» **Task instructions**
Write out the listing word for word, from its first line through the line containing "day-cell[interactable]: Sunrise: 5:33 AM Sunset: 9:28", including both of those lines.

» **Records for processing**
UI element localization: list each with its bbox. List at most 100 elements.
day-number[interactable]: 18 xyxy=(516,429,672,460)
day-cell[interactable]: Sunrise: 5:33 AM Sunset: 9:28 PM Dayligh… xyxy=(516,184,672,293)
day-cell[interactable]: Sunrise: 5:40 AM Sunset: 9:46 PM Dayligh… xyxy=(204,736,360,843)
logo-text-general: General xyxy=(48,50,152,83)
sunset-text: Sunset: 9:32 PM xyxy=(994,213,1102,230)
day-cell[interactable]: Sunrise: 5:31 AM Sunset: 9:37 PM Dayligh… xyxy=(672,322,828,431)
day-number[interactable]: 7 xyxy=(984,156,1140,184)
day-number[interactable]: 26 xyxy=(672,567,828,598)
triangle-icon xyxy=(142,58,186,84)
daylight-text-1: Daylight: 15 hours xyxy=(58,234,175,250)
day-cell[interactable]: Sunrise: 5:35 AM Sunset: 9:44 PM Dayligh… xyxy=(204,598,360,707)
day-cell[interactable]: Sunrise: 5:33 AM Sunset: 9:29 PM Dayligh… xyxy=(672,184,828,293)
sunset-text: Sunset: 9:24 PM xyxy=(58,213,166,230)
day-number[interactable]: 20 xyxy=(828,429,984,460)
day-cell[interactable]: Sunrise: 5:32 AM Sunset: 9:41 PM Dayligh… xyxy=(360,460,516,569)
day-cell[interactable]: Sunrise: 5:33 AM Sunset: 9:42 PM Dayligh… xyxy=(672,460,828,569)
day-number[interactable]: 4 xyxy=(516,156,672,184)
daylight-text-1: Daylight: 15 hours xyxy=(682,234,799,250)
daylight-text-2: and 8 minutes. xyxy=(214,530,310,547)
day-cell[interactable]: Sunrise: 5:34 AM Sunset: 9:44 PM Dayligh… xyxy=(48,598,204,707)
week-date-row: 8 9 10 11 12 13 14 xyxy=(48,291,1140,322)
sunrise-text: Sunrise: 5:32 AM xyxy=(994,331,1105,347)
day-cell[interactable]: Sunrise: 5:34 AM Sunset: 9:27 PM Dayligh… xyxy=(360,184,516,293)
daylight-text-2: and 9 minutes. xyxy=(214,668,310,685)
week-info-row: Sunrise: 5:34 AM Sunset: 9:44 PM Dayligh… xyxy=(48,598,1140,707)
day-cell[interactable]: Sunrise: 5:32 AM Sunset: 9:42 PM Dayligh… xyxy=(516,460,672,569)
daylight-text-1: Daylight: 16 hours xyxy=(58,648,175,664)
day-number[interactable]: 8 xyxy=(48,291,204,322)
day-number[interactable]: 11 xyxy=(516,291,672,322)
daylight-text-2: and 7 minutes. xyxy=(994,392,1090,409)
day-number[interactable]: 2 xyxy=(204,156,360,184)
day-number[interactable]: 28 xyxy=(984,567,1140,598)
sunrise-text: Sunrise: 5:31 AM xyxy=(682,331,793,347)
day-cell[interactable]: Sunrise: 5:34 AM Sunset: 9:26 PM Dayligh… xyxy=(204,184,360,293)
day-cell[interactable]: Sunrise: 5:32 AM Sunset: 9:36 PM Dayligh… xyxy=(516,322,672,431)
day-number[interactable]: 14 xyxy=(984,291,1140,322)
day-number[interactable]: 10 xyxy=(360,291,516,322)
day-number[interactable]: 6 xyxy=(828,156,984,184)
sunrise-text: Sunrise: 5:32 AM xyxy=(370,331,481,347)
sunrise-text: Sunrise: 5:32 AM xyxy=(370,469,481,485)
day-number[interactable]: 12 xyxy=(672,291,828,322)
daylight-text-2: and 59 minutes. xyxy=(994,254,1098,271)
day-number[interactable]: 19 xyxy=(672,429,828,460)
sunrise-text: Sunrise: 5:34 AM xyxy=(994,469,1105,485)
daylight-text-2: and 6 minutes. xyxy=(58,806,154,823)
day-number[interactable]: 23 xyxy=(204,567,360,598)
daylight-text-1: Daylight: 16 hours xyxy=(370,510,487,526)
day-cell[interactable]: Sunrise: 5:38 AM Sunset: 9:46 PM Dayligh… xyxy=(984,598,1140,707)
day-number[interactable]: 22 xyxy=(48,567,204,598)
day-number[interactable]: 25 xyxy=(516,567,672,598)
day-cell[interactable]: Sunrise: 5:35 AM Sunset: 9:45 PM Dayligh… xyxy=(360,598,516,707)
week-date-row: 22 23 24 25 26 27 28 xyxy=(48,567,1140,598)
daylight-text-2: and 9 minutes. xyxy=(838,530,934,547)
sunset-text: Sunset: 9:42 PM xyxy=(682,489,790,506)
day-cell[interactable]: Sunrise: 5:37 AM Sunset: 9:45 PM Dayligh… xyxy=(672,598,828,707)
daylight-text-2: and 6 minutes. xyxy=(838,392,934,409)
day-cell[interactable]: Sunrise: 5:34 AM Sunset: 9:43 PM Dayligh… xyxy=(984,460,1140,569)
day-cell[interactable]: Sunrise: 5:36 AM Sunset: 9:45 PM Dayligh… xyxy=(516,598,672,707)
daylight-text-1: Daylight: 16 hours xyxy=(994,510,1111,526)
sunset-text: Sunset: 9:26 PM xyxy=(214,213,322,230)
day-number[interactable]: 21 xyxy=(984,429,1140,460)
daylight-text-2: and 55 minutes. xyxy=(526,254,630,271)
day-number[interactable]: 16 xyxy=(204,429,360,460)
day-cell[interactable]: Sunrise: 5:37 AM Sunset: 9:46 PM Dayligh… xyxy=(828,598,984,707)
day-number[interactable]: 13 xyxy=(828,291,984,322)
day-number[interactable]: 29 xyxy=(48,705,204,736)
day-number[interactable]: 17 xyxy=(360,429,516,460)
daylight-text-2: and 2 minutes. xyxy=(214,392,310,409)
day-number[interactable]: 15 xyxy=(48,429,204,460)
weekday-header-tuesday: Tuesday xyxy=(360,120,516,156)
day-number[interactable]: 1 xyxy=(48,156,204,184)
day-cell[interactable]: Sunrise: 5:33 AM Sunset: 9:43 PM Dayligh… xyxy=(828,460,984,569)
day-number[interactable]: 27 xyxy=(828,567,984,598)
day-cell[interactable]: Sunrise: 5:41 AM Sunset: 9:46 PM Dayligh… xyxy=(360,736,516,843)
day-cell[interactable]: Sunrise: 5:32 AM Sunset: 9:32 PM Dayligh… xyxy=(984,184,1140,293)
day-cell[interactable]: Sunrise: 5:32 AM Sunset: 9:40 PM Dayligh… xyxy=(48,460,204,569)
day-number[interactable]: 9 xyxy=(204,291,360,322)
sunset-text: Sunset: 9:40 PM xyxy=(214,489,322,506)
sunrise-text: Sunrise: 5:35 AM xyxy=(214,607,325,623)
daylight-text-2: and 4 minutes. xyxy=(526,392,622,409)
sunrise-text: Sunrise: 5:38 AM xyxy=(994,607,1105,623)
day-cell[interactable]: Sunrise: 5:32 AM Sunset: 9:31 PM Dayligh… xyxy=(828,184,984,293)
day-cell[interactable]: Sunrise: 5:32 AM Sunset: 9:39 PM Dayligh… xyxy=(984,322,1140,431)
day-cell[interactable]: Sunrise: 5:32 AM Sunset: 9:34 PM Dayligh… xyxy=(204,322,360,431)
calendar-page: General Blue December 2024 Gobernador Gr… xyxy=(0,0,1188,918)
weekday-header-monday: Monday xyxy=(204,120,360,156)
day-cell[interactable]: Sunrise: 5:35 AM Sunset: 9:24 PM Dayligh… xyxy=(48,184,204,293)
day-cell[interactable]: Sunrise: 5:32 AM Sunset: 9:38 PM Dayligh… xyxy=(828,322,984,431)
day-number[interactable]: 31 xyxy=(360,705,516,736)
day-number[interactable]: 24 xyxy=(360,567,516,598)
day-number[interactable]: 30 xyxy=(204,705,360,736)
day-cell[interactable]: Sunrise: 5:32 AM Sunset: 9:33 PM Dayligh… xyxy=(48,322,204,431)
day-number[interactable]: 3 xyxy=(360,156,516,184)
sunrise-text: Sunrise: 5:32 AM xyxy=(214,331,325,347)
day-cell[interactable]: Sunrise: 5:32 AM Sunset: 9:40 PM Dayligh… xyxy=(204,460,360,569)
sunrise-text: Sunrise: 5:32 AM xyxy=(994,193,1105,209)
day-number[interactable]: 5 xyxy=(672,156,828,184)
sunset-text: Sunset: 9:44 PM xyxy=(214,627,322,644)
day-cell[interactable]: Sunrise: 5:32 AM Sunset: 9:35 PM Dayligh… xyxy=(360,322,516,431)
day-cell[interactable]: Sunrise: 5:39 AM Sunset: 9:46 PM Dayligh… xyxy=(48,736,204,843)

» **Completed exercise**
UI element localization: list each with its bbox. List at most 100 elements.
day-number[interactable]: 18 xyxy=(516,429,672,460)
day-cell[interactable]: Sunrise: 5:33 AM Sunset: 9:28 PM Dayligh… xyxy=(516,184,672,293)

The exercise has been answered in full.